◆ Exercise brief ◆
Among the lines of these entries, how many hold the word "оплата"? State only the number.

◆ Records supplied ◆
-- BEGIN --

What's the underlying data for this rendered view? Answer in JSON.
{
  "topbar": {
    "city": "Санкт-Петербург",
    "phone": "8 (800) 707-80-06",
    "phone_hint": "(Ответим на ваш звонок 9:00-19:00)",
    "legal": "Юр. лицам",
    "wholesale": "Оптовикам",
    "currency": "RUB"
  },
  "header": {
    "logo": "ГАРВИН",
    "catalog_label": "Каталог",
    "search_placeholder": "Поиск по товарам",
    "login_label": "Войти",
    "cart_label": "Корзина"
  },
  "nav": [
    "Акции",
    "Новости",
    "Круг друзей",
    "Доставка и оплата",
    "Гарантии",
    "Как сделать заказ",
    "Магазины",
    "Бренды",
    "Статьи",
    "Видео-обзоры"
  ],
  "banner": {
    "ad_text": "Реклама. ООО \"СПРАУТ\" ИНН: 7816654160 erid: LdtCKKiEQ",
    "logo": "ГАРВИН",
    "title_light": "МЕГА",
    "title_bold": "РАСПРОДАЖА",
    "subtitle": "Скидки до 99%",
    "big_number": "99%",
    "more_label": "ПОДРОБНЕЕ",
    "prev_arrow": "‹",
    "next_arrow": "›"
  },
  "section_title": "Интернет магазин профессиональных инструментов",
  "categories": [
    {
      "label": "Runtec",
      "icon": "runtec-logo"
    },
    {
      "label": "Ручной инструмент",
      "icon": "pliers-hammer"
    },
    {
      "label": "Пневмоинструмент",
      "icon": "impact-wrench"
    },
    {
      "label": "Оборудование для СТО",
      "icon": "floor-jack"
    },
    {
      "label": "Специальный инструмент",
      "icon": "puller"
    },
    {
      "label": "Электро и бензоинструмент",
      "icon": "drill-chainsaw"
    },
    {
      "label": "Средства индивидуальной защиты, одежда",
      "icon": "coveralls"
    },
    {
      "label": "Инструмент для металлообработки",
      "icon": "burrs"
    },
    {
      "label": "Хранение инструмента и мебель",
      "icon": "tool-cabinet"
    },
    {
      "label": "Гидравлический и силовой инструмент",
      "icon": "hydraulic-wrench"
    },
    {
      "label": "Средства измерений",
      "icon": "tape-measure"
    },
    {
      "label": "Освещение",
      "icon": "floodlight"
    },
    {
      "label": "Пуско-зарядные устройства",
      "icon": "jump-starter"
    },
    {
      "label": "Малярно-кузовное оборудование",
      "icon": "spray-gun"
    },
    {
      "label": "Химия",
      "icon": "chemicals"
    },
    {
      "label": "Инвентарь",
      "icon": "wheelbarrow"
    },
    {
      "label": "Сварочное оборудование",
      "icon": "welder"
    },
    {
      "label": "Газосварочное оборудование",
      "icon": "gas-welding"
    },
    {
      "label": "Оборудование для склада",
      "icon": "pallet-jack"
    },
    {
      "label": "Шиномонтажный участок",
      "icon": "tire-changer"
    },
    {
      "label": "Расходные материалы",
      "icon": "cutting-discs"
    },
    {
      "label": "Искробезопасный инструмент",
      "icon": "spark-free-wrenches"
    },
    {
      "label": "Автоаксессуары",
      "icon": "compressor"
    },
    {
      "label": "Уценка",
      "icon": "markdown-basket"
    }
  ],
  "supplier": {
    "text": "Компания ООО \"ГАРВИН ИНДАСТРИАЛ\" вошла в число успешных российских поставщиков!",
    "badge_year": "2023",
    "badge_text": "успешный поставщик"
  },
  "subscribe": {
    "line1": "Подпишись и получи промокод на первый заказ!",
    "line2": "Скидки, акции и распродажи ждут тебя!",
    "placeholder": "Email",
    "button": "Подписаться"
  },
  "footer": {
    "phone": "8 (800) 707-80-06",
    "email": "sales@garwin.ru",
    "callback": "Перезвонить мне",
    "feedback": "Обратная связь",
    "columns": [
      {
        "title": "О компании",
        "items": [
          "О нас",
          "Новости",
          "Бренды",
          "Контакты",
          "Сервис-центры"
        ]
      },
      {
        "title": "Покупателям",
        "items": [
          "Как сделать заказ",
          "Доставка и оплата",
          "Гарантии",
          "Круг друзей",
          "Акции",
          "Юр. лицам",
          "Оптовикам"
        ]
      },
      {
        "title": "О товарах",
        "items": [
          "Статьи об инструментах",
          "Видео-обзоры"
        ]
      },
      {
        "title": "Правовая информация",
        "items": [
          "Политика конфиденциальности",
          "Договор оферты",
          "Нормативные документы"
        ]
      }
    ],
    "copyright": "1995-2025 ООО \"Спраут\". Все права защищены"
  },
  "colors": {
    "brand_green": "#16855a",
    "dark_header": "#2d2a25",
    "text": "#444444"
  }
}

-- END --

◆ Finished answer ◆
2